#### Written task:
Convert the rows below, from the first line through the line containing "chart-menu-button[interactable] (1849, 119, 1893, 151)", into a JSON list of strings with one string per line, omitting blank lines.

#### Records provided:
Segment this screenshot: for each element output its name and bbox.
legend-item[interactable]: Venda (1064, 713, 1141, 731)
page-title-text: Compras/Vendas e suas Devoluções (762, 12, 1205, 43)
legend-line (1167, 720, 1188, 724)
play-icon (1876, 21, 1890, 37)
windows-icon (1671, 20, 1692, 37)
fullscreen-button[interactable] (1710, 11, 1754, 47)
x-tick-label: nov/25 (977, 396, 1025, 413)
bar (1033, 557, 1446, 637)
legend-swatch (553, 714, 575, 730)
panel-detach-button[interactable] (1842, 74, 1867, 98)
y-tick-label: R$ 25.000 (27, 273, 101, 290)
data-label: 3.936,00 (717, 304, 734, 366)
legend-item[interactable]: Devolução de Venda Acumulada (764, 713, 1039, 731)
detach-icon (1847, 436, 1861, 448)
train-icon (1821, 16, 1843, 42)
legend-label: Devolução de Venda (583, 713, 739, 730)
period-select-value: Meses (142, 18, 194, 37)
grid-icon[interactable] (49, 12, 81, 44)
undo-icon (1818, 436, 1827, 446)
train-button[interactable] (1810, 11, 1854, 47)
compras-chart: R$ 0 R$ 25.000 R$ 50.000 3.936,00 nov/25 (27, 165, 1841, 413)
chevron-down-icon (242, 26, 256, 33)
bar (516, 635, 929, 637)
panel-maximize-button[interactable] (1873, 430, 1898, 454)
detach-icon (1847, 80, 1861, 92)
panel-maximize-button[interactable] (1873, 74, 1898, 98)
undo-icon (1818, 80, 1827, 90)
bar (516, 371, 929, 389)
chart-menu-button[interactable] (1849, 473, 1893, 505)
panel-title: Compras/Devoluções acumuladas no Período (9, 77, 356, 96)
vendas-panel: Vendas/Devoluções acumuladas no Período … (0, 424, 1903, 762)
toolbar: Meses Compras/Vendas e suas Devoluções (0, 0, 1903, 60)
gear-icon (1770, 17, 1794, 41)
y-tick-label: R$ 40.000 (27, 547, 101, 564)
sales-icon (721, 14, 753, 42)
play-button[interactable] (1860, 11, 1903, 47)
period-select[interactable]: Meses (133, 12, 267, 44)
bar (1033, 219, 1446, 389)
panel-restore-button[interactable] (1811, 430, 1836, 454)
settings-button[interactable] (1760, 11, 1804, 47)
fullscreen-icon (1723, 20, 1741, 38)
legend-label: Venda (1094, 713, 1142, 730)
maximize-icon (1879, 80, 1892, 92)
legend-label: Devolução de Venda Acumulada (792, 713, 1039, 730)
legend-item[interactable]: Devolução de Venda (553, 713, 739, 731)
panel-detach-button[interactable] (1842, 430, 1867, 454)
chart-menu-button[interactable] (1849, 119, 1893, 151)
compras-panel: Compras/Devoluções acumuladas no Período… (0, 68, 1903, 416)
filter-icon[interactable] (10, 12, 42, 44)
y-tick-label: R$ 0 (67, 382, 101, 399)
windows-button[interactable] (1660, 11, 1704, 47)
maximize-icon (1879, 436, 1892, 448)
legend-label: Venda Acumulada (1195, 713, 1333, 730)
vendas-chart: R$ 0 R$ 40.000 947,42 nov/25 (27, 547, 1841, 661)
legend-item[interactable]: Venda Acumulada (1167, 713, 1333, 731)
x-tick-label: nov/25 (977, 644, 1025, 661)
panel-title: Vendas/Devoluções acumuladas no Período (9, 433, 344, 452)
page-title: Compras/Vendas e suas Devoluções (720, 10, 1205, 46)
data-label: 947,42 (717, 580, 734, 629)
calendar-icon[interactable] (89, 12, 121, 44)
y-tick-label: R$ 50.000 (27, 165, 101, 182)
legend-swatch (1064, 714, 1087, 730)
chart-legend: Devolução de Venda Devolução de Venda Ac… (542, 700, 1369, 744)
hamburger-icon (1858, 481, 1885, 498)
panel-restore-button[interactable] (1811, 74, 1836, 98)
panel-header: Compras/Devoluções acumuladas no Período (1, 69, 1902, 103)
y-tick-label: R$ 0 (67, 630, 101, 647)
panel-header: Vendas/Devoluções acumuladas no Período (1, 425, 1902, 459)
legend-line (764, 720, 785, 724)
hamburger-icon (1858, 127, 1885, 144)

#### Answer to this exercise:
[
  "Segment this screenshot: for each element output its name and bbox.",
  "legend-item[interactable]: Venda (1064, 713, 1141, 731)",
  "page-title-text: Compras/Vendas e suas Devoluções (762, 12, 1205, 43)",
  "legend-line (1167, 720, 1188, 724)",
  "play-icon (1876, 21, 1890, 37)",
  "windows-icon (1671, 20, 1692, 37)",
  "fullscreen-button[interactable] (1710, 11, 1754, 47)",
  "x-tick-label: nov/25 (977, 396, 1025, 413)",
  "bar (1033, 557, 1446, 637)",
  "legend-swatch (553, 714, 575, 730)",
  "panel-detach-button[interactable] (1842, 74, 1867, 98)",
  "y-tick-label: R$ 25.000 (27, 273, 101, 290)",
  "data-label: 3.936,00 (717, 304, 734, 366)",
  "legend-item[interactable]: Devolução de Venda Acumulada (764, 713, 1039, 731)",
  "detach-icon (1847, 436, 1861, 448)",
  "train-icon (1821, 16, 1843, 42)",
  "legend-label: Devolução de Venda (583, 713, 739, 730)",
  "period-select-value: Meses (142, 18, 194, 37)",
  "grid-icon[interactable] (49, 12, 81, 44)",
  "undo-icon (1818, 436, 1827, 446)",
  "train-button[interactable] (1810, 11, 1854, 47)",
  "compras-chart: R$ 0 R$ 25.000 R$ 50.000 3.936,00 nov/25 (27, 165, 1841, 413)",
  "chevron-down-icon (242, 26, 256, 33)",
  "bar (516, 635, 929, 637)",
  "panel-maximize-button[interactable] (1873, 430, 1898, 454)",
  "detach-icon (1847, 80, 1861, 92)",
  "panel-maximize-button[interactable] (1873, 74, 1898, 98)",
  "undo-icon (1818, 80, 1827, 90)",
  "bar (516, 371, 929, 389)",
  "chart-menu-button[interactable] (1849, 473, 1893, 505)",
  "panel-title: Compras/Devoluções acumuladas no Período (9, 77, 356, 96)",
  "vendas-panel: Vendas/Devoluções acumuladas no Período … (0, 424, 1903, 762)",
  "toolbar: Meses Compras/Vendas e suas Devoluções (0, 0, 1903, 60)",
  "gear-icon (1770, 17, 1794, 41)",
  "y-tick-label: R$ 40.000 (27, 547, 101, 564)",
  "sales-icon (721, 14, 753, 42)",
  "play-button[interactable] (1860, 11, 1903, 47)",
  "period-select[interactable]: Meses (133, 12, 267, 44)",
  "bar (1033, 219, 1446, 389)",
  "panel-restore-button[interactable] (1811, 430, 1836, 454)",
  "settings-button[interactable] (1760, 11, 1804, 47)",
  "fullscreen-icon (1723, 20, 1741, 38)",
  "legend-label: Venda (1094, 713, 1142, 730)",
  "maximize-icon (1879, 80, 1892, 92)",
  "legend-label: Devolução de Venda Acumulada (792, 713, 1039, 730)",
  "legend-item[interactable]: Devolução de Venda (553, 713, 739, 731)",
  "panel-detach-button[interactable] (1842, 430, 1867, 454)",
  "chart-menu-button[interactable] (1849, 119, 1893, 151)"
]